> _Challenge_: Can you copy out, word for word, the lines of the material below, starting at the line that contains "screen-size-intro: Select the" and ending at the line that contains "note-freesync: ― This", with both of those lines included?

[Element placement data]
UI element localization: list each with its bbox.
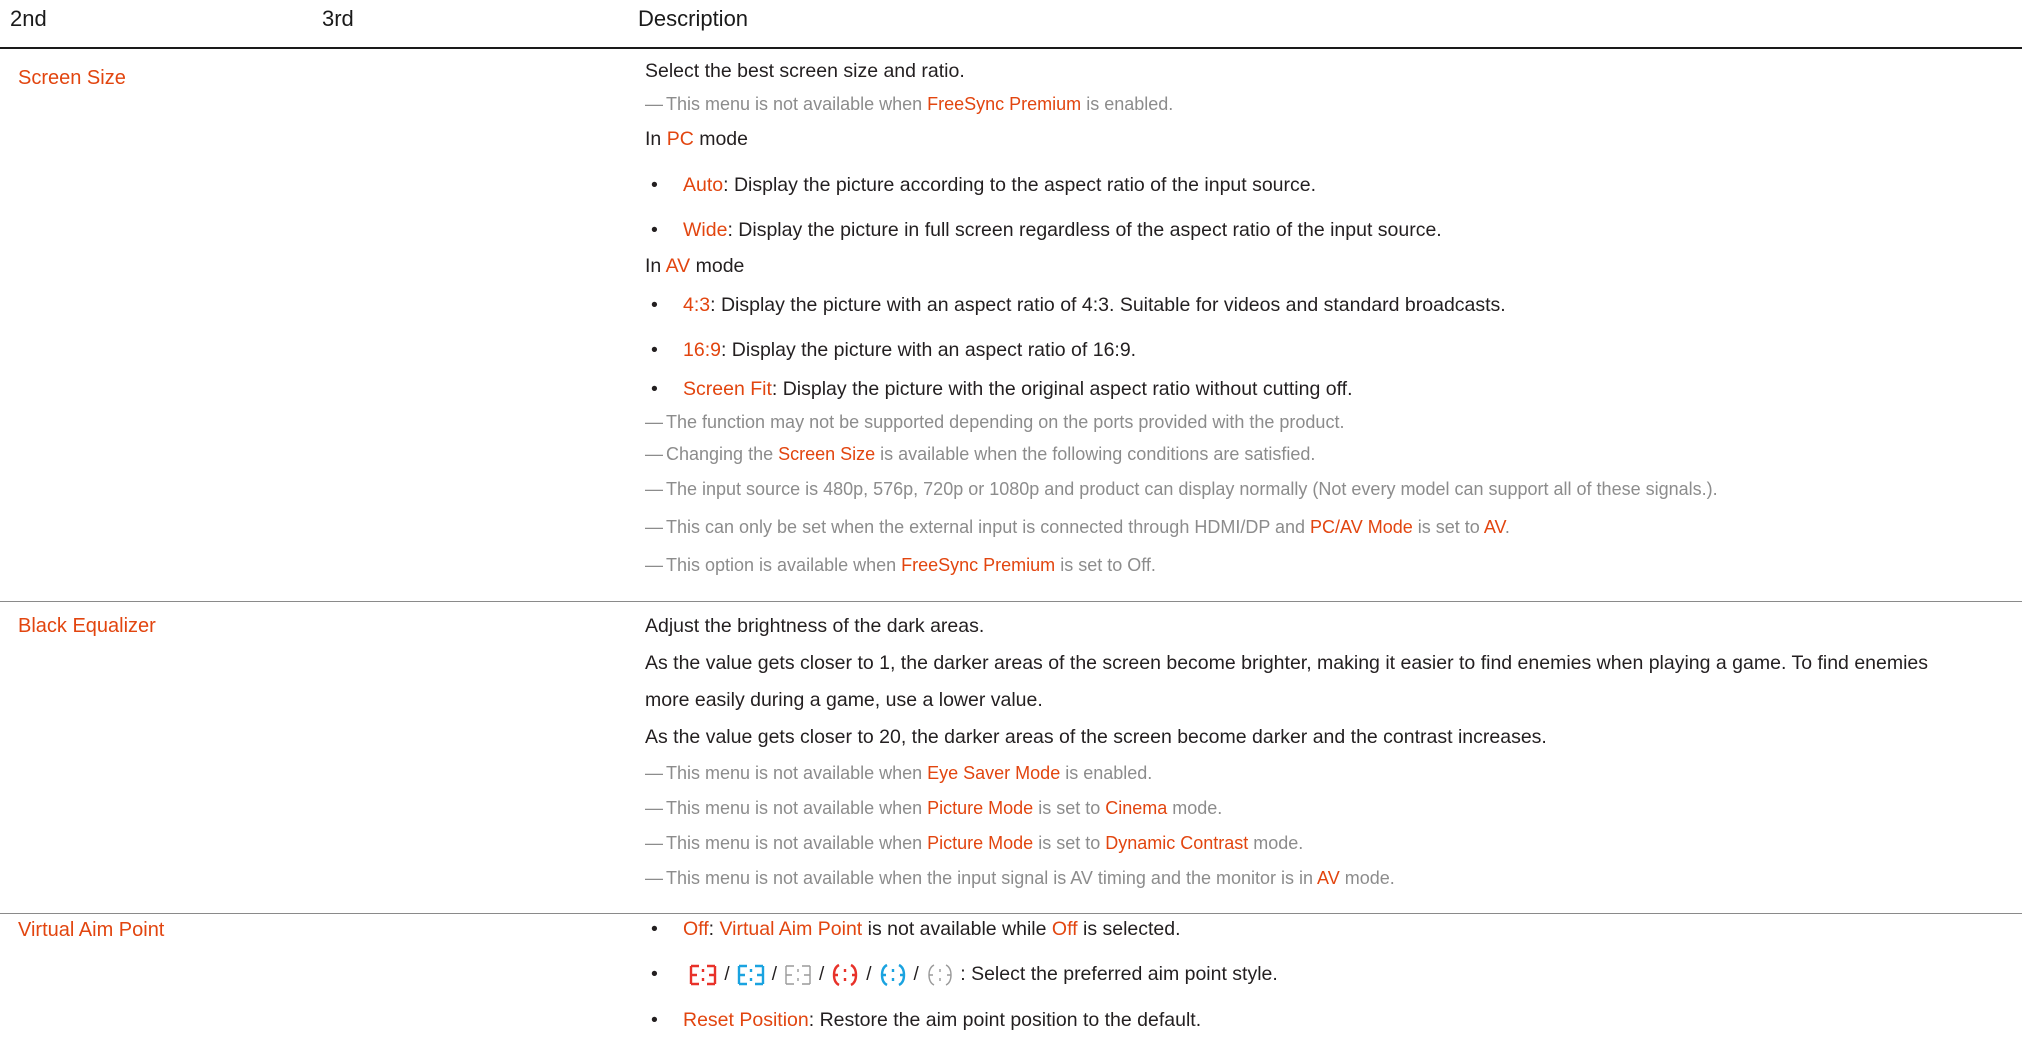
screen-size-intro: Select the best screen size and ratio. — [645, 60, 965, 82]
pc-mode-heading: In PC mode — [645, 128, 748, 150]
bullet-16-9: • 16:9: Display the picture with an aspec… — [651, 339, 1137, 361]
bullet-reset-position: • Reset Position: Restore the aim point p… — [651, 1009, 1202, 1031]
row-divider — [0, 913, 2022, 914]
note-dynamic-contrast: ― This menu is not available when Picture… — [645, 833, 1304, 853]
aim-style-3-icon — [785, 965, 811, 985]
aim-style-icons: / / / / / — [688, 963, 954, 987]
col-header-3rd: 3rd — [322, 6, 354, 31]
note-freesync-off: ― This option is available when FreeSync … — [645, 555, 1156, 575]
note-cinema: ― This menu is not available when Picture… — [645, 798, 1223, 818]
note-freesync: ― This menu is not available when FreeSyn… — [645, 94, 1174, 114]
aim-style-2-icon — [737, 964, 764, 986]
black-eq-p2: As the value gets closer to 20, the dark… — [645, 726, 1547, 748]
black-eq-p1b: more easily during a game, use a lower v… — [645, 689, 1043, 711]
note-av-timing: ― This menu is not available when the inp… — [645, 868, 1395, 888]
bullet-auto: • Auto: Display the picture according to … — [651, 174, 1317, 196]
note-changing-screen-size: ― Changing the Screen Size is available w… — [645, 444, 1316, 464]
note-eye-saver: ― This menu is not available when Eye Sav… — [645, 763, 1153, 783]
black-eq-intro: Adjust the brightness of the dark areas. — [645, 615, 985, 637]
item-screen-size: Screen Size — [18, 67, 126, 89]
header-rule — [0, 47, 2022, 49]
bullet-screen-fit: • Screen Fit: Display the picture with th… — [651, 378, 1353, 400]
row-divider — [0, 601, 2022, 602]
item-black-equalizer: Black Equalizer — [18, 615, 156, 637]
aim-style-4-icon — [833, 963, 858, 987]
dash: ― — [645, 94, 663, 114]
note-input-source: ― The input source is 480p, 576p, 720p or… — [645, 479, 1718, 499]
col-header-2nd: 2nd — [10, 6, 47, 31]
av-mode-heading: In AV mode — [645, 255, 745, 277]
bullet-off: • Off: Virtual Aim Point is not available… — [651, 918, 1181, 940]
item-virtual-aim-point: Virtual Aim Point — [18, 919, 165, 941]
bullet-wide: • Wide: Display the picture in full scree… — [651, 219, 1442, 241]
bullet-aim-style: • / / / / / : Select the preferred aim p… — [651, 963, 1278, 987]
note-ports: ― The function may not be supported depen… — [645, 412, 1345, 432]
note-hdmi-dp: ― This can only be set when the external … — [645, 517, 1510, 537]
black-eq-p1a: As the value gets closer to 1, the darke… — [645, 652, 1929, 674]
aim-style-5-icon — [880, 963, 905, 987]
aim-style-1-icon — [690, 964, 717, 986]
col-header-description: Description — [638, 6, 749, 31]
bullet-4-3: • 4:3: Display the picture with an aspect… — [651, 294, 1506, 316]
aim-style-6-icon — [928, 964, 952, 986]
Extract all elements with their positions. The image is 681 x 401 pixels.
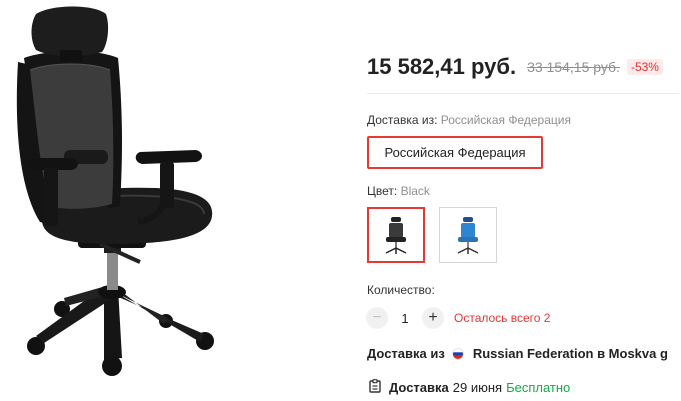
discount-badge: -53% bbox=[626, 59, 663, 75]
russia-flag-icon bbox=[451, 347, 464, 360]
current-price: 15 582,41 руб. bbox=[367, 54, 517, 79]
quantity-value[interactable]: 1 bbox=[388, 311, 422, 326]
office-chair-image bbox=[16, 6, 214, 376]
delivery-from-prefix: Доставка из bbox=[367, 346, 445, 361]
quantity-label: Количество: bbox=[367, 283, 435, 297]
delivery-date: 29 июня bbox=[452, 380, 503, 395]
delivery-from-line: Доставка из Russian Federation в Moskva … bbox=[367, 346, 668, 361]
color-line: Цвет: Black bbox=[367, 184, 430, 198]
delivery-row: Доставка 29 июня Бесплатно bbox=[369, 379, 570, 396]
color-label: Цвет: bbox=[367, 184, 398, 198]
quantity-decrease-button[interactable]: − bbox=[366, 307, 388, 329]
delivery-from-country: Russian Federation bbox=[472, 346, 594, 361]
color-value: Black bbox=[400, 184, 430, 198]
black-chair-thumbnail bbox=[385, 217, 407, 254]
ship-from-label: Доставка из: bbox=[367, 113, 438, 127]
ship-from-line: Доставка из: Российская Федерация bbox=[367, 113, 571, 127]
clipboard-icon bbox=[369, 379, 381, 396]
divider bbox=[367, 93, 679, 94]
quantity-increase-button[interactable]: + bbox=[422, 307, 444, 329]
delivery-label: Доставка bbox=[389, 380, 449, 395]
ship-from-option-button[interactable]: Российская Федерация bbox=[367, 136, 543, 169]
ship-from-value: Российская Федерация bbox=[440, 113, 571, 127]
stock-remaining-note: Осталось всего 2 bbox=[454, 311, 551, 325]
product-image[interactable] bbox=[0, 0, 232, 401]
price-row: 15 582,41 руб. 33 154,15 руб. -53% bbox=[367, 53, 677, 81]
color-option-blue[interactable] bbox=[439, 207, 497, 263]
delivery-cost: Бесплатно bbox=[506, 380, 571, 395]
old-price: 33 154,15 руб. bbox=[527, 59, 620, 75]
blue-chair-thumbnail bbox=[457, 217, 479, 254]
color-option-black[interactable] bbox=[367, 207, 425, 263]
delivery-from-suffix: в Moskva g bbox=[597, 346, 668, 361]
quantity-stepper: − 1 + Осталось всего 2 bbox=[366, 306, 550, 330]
==
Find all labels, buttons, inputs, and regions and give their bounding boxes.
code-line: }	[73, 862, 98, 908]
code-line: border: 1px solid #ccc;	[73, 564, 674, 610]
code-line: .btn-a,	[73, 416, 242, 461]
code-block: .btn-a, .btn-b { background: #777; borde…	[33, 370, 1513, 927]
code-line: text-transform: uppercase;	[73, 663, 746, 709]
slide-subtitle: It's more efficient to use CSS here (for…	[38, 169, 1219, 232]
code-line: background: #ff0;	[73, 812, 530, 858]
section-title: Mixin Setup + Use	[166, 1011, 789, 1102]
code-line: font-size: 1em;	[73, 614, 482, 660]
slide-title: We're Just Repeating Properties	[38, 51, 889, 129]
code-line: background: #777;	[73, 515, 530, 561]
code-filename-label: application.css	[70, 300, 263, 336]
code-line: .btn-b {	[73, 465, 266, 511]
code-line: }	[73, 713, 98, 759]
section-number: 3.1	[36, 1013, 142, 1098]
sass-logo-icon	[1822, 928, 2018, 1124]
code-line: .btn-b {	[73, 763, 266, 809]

> _Answer in full_:
screen-size-intro: Select the best screen size and ratio. — [645, 60, 965, 82]
pc-mode-heading: In PC mode — [645, 128, 748, 150]
bullet-16-9: • 16:9: Display the picture with an aspec… — [651, 339, 1137, 361]
bullet-reset-position: • Reset Position: Restore the aim point p… — [651, 1009, 1202, 1031]
row-divider — [0, 913, 2022, 914]
note-dynamic-contrast: ― This menu is not available when Picture… — [645, 833, 1304, 853]
aim-style-3-icon — [785, 965, 811, 985]
aim-style-icons: / / / / / — [688, 963, 954, 987]
col-header-3rd: 3rd — [322, 6, 354, 31]
note-freesync-off: ― This option is available when FreeSync … — [645, 555, 1156, 575]
note-cinema: ― This menu is not available when Picture… — [645, 798, 1223, 818]
note-freesync: ― This menu is not available when FreeSyn… — [645, 94, 1174, 114]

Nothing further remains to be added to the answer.